Stored data:
----------------

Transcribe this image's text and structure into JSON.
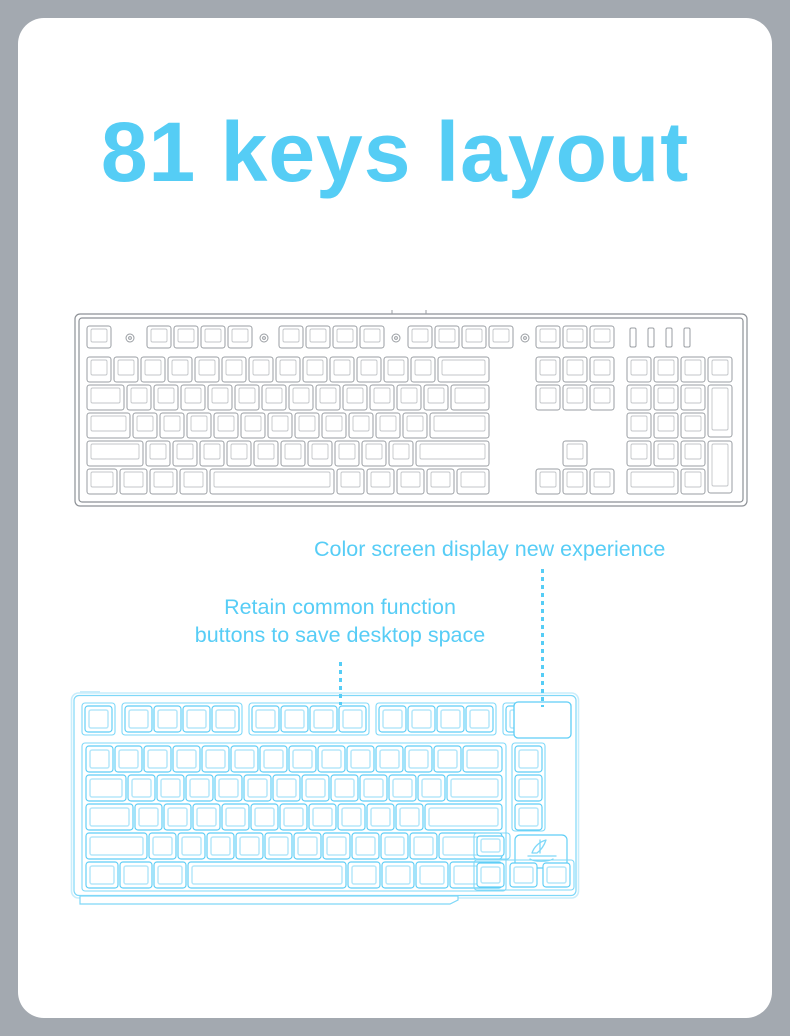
{
  "page": {
    "background_color": "#a3a9b0",
    "card_color": "#ffffff",
    "accent_color": "#55cdf5",
    "outline_gray": "#8d9196"
  },
  "header": {
    "title": "81 keys layout"
  },
  "captions": {
    "screen": "Color screen display new experience",
    "function_line1": "Retain common function",
    "function_line2": "buttons to save desktop space"
  },
  "keyboards": {
    "full_size": {
      "name": "full-size-keyboard-diagram",
      "style": "gray-outline",
      "indicator_leds": 4,
      "marker_dots": 4,
      "rows": 6,
      "has_numpad": true,
      "has_arrow_cluster": true
    },
    "compact_81": {
      "name": "81-key-keyboard-diagram",
      "style": "cyan-outline",
      "key_count": 81,
      "has_display_screen": true,
      "display_screen_label": "color-screen",
      "logo_key_label": "sailboat-logo-key",
      "function_row_groups": [
        1,
        4,
        4,
        4,
        1
      ],
      "has_arrow_cluster": true,
      "right_column_keys": 3
    }
  }
}
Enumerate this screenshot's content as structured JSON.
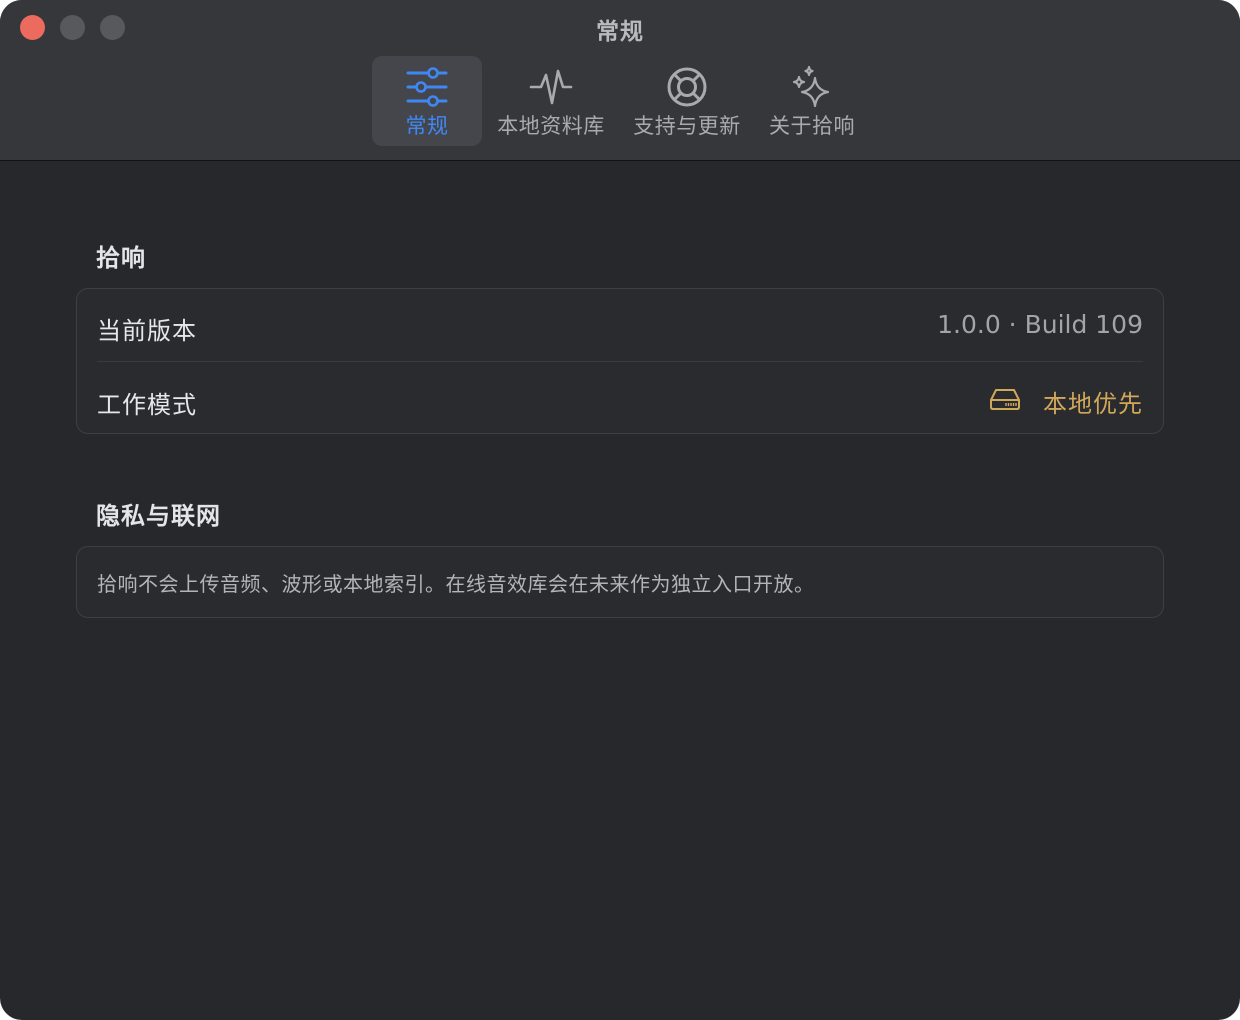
{
  "window": {
    "title": "常规"
  },
  "tabs": [
    {
      "label": "常规",
      "icon": "sliders-icon",
      "active": true
    },
    {
      "label": "本地资料库",
      "icon": "waveform-pulse-icon",
      "active": false
    },
    {
      "label": "支持与更新",
      "icon": "lifebuoy-icon",
      "active": false
    },
    {
      "label": "关于拾响",
      "icon": "sparkles-icon",
      "active": false
    }
  ],
  "app_section": {
    "title": "拾响",
    "rows": {
      "version": {
        "label": "当前版本",
        "value": "1.0.0 · Build 109"
      },
      "mode": {
        "label": "工作模式",
        "value": "本地优先",
        "icon": "internal-drive-icon"
      }
    }
  },
  "privacy_section": {
    "title": "隐私与联网",
    "text": "拾响不会上传音频、波形或本地索引。在线音效库会在未来作为独立入口开放。"
  },
  "colors": {
    "accent": "#3f88f4",
    "mode_accent": "#d1a759",
    "close_button": "#ec6a5e",
    "window_bg": "#27282c",
    "toolbar_bg": "#36373b"
  }
}
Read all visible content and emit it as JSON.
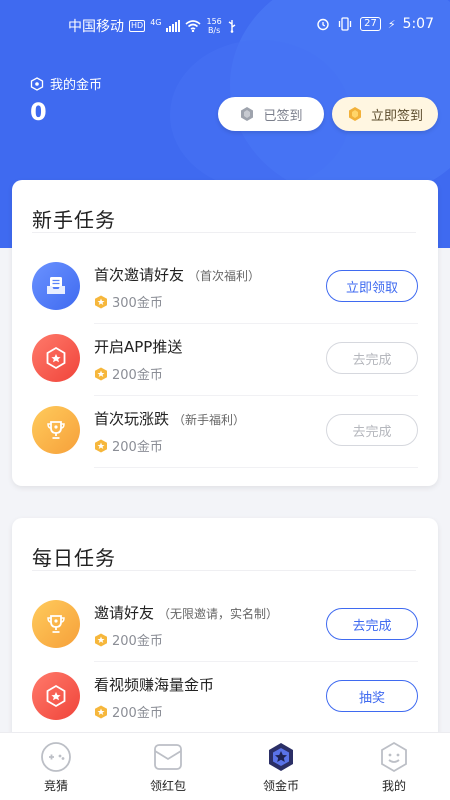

----------------

OBJECTIVE: Take every line containing the word "name" and copy it.

REPLY TO THE EXERCISE:
      "name": "full-size-keyboard-diagram",
      "name": "81-key-keyboard-diagram",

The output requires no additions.